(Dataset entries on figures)
◆ ◆ ◆ ◆ ◆ ◆ ◆
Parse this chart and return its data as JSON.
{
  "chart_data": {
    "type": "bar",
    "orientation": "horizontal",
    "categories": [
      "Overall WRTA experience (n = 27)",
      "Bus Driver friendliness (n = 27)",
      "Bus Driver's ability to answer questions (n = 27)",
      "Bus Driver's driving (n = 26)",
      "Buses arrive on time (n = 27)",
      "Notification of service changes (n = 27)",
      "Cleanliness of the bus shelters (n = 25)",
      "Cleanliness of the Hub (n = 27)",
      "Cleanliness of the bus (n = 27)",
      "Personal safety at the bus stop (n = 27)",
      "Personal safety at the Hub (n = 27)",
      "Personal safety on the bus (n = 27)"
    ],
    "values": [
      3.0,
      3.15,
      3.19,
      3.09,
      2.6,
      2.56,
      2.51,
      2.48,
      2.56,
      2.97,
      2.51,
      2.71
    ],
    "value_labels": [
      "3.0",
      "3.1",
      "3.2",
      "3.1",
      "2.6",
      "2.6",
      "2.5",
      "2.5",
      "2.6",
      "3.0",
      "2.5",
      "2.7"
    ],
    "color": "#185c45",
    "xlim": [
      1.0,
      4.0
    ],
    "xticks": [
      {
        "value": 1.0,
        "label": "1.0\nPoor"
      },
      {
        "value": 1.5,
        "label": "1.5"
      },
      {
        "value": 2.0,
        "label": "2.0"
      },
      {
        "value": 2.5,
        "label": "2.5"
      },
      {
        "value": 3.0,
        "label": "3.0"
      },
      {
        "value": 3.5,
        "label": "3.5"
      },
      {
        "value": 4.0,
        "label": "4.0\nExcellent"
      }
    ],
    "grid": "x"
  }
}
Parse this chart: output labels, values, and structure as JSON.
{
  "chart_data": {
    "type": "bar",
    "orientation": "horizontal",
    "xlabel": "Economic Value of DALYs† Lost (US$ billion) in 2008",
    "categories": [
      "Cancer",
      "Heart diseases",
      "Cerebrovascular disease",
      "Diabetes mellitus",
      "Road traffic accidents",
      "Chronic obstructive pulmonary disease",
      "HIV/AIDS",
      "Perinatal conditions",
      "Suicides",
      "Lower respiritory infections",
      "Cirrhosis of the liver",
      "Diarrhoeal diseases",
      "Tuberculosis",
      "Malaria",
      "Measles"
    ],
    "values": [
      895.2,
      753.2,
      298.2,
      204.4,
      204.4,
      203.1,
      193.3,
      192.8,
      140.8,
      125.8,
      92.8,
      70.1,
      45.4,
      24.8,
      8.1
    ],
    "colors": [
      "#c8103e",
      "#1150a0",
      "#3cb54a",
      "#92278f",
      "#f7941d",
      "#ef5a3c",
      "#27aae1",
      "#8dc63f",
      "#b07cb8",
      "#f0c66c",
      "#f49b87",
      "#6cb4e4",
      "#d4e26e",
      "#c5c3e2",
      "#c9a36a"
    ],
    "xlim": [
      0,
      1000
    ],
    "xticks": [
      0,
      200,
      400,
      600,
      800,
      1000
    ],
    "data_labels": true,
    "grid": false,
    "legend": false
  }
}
◆ ◆ ◆ ◆ ◆ ◆ ◆
TASK GOAL: Report the count of lines in the entries that contain the string "Parse", and nothing besides it.

RESPONSE TO THE EXERCISE: 2